(Extracted data entries)
**********
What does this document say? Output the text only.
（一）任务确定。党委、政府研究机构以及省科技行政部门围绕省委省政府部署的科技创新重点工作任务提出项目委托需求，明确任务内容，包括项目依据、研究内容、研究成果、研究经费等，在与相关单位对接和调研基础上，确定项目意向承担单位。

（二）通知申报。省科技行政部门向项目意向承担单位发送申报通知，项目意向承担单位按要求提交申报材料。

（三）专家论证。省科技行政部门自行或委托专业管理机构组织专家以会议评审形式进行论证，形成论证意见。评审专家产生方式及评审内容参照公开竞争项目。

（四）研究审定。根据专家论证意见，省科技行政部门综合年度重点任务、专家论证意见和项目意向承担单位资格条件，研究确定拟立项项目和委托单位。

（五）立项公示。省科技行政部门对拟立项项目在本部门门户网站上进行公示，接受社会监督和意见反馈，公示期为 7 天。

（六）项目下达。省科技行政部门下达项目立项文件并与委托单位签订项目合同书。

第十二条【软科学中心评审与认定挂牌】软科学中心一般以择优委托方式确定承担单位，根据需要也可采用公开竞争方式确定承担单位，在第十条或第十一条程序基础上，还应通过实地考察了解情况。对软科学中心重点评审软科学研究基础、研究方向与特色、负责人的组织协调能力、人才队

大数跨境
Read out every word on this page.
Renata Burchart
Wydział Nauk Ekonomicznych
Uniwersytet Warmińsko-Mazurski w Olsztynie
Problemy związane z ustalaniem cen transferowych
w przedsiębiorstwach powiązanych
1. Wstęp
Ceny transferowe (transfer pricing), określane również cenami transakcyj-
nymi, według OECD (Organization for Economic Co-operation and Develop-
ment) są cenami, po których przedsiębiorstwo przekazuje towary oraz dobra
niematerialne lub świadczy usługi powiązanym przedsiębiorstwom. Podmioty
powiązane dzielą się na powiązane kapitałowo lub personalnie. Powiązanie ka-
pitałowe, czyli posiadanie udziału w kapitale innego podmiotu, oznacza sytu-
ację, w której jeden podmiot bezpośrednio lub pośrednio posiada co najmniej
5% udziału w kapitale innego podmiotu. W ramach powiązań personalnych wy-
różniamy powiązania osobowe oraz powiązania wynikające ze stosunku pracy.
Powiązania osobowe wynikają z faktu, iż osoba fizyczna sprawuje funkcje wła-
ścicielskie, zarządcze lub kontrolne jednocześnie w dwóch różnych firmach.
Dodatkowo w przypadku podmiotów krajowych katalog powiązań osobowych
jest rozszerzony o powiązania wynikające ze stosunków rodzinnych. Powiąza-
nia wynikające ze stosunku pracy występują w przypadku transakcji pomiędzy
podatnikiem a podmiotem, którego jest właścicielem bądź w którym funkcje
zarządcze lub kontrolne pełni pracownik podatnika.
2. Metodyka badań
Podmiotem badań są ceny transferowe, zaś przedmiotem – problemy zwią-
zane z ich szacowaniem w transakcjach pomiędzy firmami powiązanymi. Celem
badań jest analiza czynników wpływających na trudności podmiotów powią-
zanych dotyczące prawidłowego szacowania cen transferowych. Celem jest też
**********
**Written instruction:**
In the records, locate each line holding the string "transferowe" and copy it.

**Solved problem:**
Ceny transferowe (transfer pricing), określane również cenami transakcyj-
Podmiotem badań są ceny transferowe, zaś przedmiotem – problemy zwią-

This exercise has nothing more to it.